# Brief
Go through the data below and gather each line containing "houses".

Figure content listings
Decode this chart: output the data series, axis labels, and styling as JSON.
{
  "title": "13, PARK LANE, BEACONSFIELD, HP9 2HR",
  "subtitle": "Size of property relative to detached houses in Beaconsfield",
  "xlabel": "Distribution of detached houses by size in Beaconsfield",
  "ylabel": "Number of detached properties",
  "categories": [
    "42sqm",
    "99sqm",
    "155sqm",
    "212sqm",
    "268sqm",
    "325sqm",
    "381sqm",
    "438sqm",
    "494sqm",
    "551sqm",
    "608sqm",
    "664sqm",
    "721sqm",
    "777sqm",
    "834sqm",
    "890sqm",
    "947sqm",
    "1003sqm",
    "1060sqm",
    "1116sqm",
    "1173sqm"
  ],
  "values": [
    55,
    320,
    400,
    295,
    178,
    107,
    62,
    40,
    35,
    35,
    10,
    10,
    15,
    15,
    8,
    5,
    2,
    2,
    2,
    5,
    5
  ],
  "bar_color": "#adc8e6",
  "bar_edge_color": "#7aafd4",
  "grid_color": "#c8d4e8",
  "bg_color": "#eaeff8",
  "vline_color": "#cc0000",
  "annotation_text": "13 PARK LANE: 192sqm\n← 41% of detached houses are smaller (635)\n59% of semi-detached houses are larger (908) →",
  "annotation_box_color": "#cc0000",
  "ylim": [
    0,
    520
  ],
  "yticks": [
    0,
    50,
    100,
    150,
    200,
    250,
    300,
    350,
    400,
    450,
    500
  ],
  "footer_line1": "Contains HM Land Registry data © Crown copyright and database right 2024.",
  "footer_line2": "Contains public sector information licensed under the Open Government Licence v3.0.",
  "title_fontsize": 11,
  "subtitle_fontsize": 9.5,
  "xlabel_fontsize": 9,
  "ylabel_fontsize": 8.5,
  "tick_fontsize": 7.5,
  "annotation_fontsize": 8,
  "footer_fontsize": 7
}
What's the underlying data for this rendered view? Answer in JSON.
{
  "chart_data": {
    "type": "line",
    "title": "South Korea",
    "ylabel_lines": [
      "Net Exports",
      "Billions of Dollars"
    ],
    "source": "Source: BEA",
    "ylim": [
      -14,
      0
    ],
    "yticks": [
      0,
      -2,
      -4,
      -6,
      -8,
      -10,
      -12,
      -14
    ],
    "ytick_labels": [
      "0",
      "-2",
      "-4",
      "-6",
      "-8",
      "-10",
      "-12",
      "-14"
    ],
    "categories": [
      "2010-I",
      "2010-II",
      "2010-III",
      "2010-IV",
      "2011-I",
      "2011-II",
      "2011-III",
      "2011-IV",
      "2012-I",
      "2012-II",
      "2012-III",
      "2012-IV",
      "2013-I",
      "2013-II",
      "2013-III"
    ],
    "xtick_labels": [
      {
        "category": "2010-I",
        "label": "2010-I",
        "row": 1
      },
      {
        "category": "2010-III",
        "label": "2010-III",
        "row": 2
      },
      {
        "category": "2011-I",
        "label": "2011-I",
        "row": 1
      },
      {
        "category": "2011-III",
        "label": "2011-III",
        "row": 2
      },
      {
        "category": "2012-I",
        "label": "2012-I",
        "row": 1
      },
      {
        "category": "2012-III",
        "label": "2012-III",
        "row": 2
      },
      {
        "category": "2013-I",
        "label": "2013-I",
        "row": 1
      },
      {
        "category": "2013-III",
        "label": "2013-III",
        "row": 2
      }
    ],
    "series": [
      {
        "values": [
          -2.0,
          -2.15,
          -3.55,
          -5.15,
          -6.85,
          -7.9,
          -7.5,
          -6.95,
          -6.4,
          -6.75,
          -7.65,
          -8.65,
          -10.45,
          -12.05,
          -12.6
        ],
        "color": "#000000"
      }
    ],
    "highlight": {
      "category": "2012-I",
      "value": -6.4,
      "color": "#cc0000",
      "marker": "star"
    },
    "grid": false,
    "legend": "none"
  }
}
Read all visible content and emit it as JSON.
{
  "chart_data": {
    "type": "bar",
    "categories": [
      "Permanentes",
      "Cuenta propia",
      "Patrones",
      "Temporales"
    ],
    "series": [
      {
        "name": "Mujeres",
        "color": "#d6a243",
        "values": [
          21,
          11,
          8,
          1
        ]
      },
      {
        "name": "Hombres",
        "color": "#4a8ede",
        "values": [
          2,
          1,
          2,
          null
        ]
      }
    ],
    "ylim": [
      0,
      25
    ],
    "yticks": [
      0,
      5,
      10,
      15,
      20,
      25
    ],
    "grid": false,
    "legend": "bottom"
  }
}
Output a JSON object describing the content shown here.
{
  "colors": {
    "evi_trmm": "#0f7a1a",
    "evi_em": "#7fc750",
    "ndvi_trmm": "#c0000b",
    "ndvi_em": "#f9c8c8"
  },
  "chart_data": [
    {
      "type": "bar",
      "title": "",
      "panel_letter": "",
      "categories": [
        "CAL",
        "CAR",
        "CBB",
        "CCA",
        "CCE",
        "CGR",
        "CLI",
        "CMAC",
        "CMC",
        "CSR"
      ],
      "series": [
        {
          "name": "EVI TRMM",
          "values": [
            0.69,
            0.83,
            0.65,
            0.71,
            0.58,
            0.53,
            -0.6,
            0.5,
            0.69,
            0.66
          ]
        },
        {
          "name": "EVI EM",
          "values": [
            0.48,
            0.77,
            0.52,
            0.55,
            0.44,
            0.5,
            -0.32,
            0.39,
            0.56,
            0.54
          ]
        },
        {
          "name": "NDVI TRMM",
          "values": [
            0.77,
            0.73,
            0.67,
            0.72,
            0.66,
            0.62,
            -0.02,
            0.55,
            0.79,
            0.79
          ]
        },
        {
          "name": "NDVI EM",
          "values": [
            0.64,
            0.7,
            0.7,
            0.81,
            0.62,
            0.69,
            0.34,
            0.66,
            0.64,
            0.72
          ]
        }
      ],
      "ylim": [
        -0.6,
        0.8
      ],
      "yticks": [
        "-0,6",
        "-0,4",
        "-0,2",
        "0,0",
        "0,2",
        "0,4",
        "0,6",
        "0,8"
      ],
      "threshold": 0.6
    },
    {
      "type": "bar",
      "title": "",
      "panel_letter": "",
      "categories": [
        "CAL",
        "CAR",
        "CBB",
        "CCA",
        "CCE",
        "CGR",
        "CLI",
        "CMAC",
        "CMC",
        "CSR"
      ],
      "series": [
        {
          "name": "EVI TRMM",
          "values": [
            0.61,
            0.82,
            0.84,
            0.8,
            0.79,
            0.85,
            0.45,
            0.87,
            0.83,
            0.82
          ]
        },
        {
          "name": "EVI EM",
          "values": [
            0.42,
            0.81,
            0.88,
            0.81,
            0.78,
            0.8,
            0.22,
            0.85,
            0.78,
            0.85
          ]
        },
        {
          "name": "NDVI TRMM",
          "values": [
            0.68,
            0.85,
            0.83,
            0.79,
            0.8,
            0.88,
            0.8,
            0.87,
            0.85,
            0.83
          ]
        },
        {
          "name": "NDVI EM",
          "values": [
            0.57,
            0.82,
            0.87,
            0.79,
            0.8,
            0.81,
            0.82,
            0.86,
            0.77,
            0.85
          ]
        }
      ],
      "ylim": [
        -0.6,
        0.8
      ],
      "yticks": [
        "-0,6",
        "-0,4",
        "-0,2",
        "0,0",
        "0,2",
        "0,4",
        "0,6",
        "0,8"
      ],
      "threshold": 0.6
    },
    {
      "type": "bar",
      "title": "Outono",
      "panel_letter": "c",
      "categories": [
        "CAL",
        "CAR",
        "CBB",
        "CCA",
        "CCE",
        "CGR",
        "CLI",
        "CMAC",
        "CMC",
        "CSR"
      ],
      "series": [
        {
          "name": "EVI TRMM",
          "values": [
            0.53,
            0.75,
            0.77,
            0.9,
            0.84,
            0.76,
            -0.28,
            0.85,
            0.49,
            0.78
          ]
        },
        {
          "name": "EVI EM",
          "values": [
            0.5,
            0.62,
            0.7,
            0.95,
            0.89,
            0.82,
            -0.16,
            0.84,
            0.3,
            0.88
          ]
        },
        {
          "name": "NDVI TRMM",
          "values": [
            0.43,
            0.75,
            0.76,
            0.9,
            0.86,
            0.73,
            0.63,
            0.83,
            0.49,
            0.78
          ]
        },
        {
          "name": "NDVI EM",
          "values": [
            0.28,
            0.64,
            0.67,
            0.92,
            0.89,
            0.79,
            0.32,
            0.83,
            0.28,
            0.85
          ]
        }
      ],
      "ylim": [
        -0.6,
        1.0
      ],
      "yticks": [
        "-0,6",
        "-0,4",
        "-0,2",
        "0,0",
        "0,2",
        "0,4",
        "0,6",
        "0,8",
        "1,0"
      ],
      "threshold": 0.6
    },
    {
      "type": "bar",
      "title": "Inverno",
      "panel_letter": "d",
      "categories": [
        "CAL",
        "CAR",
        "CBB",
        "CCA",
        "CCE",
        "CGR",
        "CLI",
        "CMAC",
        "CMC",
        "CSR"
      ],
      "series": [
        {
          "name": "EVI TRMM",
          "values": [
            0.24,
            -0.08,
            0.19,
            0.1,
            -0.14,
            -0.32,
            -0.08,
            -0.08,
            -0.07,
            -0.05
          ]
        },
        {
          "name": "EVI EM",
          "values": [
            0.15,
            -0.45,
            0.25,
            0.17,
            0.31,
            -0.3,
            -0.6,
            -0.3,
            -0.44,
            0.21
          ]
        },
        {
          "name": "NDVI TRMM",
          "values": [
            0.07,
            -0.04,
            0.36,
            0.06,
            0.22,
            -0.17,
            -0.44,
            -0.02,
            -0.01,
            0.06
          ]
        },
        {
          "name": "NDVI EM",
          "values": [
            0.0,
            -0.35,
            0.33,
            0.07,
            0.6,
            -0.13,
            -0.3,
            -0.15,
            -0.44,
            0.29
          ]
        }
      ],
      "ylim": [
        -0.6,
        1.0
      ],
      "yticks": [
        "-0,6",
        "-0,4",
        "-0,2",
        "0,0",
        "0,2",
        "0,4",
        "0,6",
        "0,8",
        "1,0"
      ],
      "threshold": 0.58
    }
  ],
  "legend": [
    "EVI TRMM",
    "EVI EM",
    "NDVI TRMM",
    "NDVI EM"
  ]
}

# Expected answer
  "subtitle": "Size of property relative to detached houses in Beaconsfield",
  "xlabel": "Distribution of detached houses by size in Beaconsfield",
  "annotation_text": "13 PARK LANE: 192sqm\n← 41% of detached houses are smaller (635)\n59% of semi-detached houses are larger (908) →",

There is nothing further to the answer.